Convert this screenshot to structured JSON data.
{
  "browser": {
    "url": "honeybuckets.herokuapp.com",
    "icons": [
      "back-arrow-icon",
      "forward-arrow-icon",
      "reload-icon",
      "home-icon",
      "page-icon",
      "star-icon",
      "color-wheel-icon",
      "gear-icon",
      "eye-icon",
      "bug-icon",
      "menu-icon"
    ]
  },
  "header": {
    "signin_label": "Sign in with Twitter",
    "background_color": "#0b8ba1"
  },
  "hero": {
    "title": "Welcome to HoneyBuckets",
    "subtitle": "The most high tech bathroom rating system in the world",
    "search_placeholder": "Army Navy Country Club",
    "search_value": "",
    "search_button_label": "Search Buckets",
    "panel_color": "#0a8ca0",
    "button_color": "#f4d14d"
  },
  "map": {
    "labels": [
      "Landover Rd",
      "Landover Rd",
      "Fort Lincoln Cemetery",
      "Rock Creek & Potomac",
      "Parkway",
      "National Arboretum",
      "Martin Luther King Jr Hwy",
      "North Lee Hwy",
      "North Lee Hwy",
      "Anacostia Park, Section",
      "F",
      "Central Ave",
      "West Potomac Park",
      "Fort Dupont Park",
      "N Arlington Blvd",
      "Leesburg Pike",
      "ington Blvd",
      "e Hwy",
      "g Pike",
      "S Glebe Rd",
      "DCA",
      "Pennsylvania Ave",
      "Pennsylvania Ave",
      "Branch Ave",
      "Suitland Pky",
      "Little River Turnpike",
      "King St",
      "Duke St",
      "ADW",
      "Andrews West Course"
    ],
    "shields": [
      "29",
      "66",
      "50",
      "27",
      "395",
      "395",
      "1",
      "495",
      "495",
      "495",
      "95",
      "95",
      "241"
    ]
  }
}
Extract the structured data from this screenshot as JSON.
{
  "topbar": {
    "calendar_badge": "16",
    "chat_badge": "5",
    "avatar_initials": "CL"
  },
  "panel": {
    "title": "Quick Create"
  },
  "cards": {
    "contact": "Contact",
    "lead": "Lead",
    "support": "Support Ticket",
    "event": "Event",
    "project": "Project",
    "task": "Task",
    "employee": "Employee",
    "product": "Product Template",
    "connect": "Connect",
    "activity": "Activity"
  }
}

■ ■ ■

### Exercise brief
Retype all of the material above with every character intact.

### Task answer
Convert this screenshot to structured JSON data.
{
  "browser": {
    "url": "honeybuckets.herokuapp.com",
    "icons": [
      "back-arrow-icon",
      "forward-arrow-icon",
      "reload-icon",
      "home-icon",
      "page-icon",
      "star-icon",
      "color-wheel-icon",
      "gear-icon",
      "eye-icon",
      "bug-icon",
      "menu-icon"
    ]
  },
  "header": {
    "signin_label": "Sign in with Twitter",
    "background_color": "#0b8ba1"
  },
  "hero": {
    "title": "Welcome to HoneyBuckets",
    "subtitle": "The most high tech bathroom rating system in the world",
    "search_placeholder": "Army Navy Country Club",
    "search_value": "",
    "search_button_label": "Search Buckets",
    "panel_color": "#0a8ca0",
    "button_color": "#f4d14d"
  },
  "map": {
    "labels": [
      "Landover Rd",
      "Landover Rd",
      "Fort Lincoln Cemetery",
      "Rock Creek & Potomac",
      "Parkway",
      "National Arboretum",
      "Martin Luther King Jr Hwy",
      "North Lee Hwy",
      "North Lee Hwy",
      "Anacostia Park, Section",
      "F",
      "Central Ave",
      "West Potomac Park",
      "Fort Dupont Park",
      "N Arlington Blvd",
      "Leesburg Pike",
      "ington Blvd",
      "e Hwy",
      "g Pike",
      "S Glebe Rd",
      "DCA",
      "Pennsylvania Ave",
      "Pennsylvania Ave",
      "Branch Ave",
      "Suitland Pky",
      "Little River Turnpike",
      "King St",
      "Duke St",
      "ADW",
      "Andrews West Course"
    ],
    "shields": [
      "29",
      "66",
      "50",
      "27",
      "395",
      "395",
      "1",
      "495",
      "495",
      "495",
      "95",
      "95",
      "241"
    ]
  }
}
Extract the structured data from this screenshot as JSON.
{
  "topbar": {
    "calendar_badge": "16",
    "chat_badge": "5",
    "avatar_initials": "CL"
  },
  "panel": {
    "title": "Quick Create"
  },
  "cards": {
    "contact": "Contact",
    "lead": "Lead",
    "support": "Support Ticket",
    "event": "Event",
    "project": "Project",
    "task": "Task",
    "employee": "Employee",
    "product": "Product Template",
    "connect": "Connect",
    "activity": "Activity"
  }
}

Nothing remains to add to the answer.